Entries taken from a collection
— START —
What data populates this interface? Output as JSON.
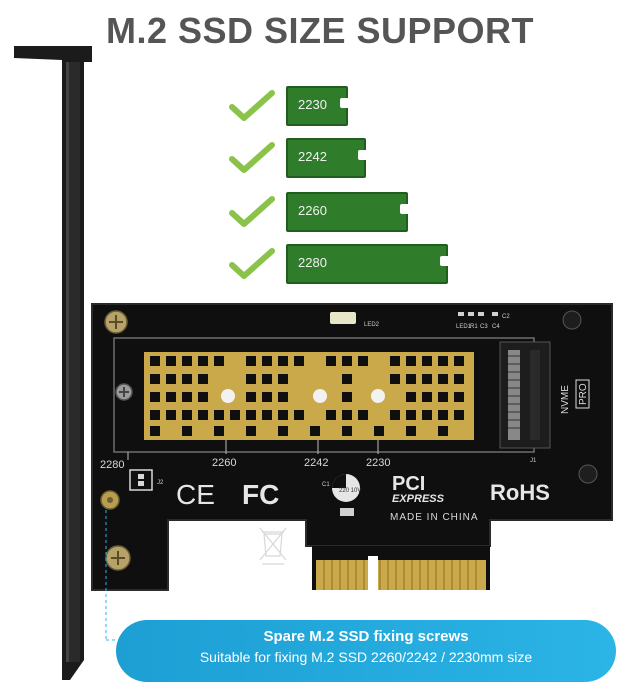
{
  "title": "M.2 SSD SIZE SUPPORT",
  "sizes": [
    {
      "label": "2230"
    },
    {
      "label": "2242"
    },
    {
      "label": "2260"
    },
    {
      "label": "2280"
    }
  ],
  "board": {
    "size_markers": [
      "2280",
      "2260",
      "2242",
      "2230"
    ],
    "led_label": "LED2",
    "small_labels": [
      "LED1",
      "R1",
      "C3",
      "C4",
      "C2",
      "J2",
      "J1",
      "C1"
    ],
    "cap_text": "220 10V",
    "ce_mark": "CE",
    "fc_mark": "FC",
    "pci_text": "PCI",
    "express_text": "EXPRESS",
    "rohs_text": "RoHS",
    "made_in": "MADE IN CHINA",
    "nvme_text": "NVME",
    "pro_text": "PRO"
  },
  "banner": {
    "line1": "Spare M.2 SSD fixing screws",
    "line2": "Suitable for fixing M.2 SSD 2260/2242 / 2230mm size"
  },
  "colors": {
    "ssd_green": "#2f7d2b",
    "check_green": "#8bc34a",
    "board_black": "#111111",
    "gold": "#c9a94a",
    "banner_blue": "#1d9fd4"
  }
}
— END —
- _Short exercise_
Reproduce every record above exactly, but leave out the pictures.

- _Answer in full_
What data populates this interface? Output as JSON.
{
  "title": "M.2 SSD SIZE SUPPORT",
  "sizes": [
    {
      "label": "2230"
    },
    {
      "label": "2242"
    },
    {
      "label": "2260"
    },
    {
      "label": "2280"
    }
  ],
  "board": {
    "size_markers": [
      "2280",
      "2260",
      "2242",
      "2230"
    ],
    "led_label": "LED2",
    "small_labels": [
      "LED1",
      "R1",
      "C3",
      "C4",
      "C2",
      "J2",
      "J1",
      "C1"
    ],
    "cap_text": "220 10V",
    "ce_mark": "CE",
    "fc_mark": "FC",
    "pci_text": "PCI",
    "express_text": "EXPRESS",
    "rohs_text": "RoHS",
    "made_in": "MADE IN CHINA",
    "nvme_text": "NVME",
    "pro_text": "PRO"
  },
  "banner": {
    "line1": "Spare M.2 SSD fixing screws",
    "line2": "Suitable for fixing M.2 SSD 2260/2242 / 2230mm size"
  },
  "colors": {
    "ssd_green": "#2f7d2b",
    "check_green": "#8bc34a",
    "board_black": "#111111",
    "gold": "#c9a94a",
    "banner_blue": "#1d9fd4"
  }
}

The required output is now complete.